- Dataset excerpt:
=====
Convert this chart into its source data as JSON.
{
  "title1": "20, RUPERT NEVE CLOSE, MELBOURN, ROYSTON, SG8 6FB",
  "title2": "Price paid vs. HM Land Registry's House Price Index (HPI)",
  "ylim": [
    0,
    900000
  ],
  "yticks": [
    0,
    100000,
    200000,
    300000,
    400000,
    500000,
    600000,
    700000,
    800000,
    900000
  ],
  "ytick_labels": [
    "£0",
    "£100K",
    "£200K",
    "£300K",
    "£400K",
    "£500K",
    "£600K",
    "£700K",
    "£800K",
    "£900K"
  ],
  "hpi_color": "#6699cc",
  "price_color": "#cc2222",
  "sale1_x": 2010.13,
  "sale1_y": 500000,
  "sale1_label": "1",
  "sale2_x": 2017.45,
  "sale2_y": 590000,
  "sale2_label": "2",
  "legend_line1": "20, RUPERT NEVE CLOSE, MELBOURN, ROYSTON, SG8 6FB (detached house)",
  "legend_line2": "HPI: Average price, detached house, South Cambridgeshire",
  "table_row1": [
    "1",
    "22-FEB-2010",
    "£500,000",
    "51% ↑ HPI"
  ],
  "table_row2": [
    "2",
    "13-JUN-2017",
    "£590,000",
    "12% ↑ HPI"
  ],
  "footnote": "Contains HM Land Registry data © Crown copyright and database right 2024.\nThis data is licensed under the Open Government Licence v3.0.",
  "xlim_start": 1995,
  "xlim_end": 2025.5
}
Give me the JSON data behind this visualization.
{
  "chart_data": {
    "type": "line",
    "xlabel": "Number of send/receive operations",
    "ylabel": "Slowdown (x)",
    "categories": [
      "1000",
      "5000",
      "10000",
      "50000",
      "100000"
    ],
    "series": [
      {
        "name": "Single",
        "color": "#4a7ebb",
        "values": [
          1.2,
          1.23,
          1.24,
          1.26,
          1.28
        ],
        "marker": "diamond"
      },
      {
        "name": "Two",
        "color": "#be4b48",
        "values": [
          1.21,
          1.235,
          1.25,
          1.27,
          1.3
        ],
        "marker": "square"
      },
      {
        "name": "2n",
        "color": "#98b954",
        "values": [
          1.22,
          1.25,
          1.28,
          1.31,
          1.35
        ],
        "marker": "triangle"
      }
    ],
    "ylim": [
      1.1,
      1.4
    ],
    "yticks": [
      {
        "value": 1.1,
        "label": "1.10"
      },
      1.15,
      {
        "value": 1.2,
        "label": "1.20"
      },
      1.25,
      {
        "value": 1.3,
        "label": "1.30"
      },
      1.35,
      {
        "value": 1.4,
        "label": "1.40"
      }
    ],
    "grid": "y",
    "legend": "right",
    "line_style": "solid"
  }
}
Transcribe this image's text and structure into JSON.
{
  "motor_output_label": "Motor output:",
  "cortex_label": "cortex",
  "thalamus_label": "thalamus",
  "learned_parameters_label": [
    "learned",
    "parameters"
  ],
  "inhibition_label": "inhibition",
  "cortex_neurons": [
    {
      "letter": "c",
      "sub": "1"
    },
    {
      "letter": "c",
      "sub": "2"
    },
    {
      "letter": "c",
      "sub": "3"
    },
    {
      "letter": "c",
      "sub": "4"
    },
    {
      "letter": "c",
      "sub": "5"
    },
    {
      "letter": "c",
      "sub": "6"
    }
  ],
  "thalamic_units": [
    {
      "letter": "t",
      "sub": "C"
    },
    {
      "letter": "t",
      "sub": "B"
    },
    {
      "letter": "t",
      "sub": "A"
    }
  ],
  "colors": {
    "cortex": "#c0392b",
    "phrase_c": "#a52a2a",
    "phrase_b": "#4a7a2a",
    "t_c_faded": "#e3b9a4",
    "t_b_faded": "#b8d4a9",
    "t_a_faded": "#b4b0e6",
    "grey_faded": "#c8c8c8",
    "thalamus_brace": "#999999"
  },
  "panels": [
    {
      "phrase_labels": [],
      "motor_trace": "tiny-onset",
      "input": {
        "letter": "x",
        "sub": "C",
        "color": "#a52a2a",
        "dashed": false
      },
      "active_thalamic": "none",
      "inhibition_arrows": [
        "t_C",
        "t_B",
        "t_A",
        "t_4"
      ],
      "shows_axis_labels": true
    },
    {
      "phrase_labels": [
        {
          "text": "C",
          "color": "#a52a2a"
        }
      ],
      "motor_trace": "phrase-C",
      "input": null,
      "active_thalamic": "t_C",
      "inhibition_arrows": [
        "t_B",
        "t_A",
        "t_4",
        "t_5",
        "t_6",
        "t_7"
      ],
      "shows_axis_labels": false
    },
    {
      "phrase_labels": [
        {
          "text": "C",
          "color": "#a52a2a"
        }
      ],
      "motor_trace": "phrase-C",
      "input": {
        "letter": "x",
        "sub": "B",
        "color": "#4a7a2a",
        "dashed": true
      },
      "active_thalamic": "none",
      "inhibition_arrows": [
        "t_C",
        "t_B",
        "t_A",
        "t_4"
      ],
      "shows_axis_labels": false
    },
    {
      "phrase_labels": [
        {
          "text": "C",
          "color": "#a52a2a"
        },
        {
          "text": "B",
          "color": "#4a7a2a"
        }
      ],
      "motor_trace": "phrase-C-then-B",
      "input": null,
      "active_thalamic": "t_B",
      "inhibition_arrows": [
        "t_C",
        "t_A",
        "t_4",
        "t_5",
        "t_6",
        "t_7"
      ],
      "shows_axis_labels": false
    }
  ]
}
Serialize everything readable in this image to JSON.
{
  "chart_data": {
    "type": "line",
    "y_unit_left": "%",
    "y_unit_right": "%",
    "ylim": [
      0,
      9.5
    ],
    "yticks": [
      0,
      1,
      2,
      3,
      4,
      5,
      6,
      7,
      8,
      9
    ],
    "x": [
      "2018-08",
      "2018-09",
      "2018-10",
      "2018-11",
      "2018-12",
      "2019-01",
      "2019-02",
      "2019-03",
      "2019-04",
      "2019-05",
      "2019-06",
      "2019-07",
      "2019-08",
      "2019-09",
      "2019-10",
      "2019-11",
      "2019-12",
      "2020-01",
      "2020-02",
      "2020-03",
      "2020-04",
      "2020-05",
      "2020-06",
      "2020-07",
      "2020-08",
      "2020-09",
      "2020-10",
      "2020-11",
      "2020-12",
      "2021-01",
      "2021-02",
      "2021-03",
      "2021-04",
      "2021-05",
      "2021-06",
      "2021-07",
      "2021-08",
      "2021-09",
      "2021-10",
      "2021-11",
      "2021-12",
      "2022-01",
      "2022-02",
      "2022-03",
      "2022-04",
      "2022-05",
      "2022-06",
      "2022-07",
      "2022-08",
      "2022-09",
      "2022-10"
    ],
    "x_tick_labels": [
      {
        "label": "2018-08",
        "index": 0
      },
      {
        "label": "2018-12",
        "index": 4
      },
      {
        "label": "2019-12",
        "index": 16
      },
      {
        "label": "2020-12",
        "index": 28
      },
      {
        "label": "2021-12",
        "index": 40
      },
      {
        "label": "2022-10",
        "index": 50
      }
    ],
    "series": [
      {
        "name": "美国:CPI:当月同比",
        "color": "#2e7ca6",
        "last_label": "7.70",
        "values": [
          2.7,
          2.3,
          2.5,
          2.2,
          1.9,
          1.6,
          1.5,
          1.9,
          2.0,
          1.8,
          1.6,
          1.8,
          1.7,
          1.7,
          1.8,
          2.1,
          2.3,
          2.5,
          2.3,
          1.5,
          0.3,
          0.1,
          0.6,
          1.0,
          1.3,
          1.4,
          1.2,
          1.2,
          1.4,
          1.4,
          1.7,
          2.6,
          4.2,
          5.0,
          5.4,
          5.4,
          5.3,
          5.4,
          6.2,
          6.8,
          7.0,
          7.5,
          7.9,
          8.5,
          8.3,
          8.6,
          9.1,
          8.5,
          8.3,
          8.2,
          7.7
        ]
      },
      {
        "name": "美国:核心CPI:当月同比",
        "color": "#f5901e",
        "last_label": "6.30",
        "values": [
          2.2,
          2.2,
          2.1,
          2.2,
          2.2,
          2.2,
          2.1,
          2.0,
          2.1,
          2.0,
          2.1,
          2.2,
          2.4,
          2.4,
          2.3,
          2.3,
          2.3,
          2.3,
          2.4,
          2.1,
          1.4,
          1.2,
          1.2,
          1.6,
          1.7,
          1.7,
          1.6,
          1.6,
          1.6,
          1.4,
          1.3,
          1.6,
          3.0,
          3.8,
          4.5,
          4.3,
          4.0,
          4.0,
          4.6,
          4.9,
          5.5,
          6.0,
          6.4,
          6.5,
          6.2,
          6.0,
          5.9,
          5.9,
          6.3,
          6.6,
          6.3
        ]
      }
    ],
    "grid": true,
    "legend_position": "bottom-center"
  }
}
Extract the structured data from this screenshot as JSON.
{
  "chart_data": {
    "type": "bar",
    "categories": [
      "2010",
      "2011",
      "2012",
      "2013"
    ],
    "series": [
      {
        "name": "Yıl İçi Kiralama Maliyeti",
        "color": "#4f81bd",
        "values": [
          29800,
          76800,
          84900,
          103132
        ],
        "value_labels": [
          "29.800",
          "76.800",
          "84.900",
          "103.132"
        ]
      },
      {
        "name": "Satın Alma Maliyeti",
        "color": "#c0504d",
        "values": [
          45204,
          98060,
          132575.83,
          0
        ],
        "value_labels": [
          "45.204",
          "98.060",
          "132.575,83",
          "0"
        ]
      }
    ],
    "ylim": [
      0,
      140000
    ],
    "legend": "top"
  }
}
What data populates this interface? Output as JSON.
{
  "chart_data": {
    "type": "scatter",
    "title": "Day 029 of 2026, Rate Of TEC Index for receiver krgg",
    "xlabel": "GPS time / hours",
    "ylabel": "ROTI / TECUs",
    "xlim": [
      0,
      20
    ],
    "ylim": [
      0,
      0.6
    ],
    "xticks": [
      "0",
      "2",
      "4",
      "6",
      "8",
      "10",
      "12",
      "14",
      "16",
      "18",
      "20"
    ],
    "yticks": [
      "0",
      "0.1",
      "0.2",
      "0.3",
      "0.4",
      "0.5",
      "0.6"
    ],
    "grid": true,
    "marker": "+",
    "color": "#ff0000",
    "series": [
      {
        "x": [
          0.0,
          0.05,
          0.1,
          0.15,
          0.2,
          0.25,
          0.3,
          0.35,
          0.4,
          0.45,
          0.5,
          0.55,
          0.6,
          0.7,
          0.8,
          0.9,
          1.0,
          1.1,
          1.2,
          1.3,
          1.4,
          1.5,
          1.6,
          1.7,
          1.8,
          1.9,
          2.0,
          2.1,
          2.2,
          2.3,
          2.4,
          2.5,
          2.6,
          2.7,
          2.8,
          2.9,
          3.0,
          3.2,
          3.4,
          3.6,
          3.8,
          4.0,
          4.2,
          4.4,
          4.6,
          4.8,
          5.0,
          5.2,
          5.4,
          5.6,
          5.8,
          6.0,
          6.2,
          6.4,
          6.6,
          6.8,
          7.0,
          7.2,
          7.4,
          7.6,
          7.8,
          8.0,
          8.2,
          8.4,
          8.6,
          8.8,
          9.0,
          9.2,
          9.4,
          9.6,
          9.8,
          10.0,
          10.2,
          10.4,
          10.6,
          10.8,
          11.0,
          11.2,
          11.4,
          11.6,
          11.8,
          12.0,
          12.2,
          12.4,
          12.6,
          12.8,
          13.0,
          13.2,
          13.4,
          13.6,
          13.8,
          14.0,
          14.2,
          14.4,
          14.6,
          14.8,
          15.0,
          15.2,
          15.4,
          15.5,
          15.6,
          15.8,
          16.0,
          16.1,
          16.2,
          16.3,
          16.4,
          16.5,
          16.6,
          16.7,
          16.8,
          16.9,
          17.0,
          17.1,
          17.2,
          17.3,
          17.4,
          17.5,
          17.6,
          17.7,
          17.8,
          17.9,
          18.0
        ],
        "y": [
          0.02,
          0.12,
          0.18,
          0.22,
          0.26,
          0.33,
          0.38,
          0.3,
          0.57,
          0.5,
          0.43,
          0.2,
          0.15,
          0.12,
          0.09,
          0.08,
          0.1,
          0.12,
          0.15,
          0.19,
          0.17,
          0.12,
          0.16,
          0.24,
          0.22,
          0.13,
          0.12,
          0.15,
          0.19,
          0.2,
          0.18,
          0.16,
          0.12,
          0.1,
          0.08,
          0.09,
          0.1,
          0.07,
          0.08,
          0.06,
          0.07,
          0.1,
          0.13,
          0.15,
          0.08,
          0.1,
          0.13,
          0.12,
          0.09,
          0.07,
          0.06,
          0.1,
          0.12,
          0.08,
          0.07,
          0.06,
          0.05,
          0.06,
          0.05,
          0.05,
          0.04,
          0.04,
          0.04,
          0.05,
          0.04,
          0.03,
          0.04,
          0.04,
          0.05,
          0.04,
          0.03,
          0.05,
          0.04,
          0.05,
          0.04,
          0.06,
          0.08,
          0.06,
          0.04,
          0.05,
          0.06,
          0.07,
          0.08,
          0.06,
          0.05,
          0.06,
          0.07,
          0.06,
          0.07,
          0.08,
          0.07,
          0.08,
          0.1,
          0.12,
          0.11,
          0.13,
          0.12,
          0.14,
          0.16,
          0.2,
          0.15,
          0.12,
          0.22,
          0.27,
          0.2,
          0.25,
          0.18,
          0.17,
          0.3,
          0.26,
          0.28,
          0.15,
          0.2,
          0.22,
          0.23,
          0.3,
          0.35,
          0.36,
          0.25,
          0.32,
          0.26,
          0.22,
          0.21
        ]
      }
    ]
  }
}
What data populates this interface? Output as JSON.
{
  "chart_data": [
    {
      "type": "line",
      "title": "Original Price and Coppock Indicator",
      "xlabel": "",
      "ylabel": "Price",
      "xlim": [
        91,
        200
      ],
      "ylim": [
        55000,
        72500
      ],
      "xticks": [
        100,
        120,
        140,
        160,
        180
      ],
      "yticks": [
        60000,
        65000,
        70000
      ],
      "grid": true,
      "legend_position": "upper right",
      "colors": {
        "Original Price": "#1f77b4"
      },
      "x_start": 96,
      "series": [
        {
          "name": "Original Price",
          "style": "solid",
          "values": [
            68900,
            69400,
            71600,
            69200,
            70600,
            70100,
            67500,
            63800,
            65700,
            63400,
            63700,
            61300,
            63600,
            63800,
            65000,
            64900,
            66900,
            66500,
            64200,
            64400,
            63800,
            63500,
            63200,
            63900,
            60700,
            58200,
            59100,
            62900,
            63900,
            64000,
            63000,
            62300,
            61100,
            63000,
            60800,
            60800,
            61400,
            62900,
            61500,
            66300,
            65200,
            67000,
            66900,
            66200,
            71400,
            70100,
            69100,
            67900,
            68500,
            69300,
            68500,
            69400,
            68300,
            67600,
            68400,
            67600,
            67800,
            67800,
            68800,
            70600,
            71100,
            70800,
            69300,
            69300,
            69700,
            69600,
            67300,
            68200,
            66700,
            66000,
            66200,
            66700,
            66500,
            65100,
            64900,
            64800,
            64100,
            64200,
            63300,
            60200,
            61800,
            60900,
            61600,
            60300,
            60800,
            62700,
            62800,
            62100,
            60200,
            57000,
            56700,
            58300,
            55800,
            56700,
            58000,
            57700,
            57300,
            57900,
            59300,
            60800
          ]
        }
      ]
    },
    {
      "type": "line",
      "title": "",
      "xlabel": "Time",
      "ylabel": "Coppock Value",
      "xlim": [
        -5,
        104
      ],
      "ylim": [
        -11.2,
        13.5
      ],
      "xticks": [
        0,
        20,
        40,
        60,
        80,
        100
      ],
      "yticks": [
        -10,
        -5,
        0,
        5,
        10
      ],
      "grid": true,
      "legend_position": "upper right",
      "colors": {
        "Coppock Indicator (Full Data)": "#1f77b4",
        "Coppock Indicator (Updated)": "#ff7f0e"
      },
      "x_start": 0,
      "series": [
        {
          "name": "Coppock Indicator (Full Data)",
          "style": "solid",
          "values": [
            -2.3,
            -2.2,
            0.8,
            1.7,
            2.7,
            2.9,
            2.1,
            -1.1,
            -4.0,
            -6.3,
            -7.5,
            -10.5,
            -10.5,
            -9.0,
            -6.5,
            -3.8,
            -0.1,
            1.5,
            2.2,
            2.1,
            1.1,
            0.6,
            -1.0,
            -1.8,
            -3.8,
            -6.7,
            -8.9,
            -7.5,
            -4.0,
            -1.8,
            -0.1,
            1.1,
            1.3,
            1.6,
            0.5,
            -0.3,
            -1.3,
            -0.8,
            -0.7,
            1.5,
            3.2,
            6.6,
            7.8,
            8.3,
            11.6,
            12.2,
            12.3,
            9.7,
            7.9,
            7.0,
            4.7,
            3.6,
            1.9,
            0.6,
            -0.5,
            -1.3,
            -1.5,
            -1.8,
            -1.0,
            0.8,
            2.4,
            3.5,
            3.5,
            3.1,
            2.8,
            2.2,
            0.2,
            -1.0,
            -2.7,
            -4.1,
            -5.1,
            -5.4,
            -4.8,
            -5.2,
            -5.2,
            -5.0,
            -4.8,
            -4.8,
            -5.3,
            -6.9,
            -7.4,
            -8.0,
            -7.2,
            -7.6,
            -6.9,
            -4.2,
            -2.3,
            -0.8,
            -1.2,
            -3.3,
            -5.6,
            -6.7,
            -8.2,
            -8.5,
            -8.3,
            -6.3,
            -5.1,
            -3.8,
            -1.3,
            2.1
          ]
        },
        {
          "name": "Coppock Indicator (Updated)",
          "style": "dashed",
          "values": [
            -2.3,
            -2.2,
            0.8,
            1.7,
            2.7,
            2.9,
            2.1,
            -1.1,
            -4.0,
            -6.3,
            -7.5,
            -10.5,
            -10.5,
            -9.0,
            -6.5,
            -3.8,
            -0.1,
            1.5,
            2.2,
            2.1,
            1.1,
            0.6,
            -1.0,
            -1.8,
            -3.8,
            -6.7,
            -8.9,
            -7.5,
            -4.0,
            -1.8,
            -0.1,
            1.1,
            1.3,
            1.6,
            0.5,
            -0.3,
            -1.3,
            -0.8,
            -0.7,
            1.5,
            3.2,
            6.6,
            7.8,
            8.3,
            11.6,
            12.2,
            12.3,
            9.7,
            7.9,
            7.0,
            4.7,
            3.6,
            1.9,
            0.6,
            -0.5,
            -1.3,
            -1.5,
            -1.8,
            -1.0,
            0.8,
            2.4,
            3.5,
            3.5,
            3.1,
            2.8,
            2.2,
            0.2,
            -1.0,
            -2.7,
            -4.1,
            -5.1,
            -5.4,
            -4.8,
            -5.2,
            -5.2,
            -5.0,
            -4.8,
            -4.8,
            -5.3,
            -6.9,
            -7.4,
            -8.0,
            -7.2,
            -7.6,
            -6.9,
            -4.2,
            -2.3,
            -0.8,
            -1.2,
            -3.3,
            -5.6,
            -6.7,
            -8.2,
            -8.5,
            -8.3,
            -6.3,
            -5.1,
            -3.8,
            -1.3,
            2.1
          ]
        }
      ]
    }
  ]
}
=====
Scan the listing above. Collect all lines with the word "ROYSTON".

- Output for this task:
  "title1": "20, RUPERT NEVE CLOSE, MELBOURN, ROYSTON, SG8 6FB",
  "legend_line1": "20, RUPERT NEVE CLOSE, MELBOURN, ROYSTON, SG8 6FB (detached house)",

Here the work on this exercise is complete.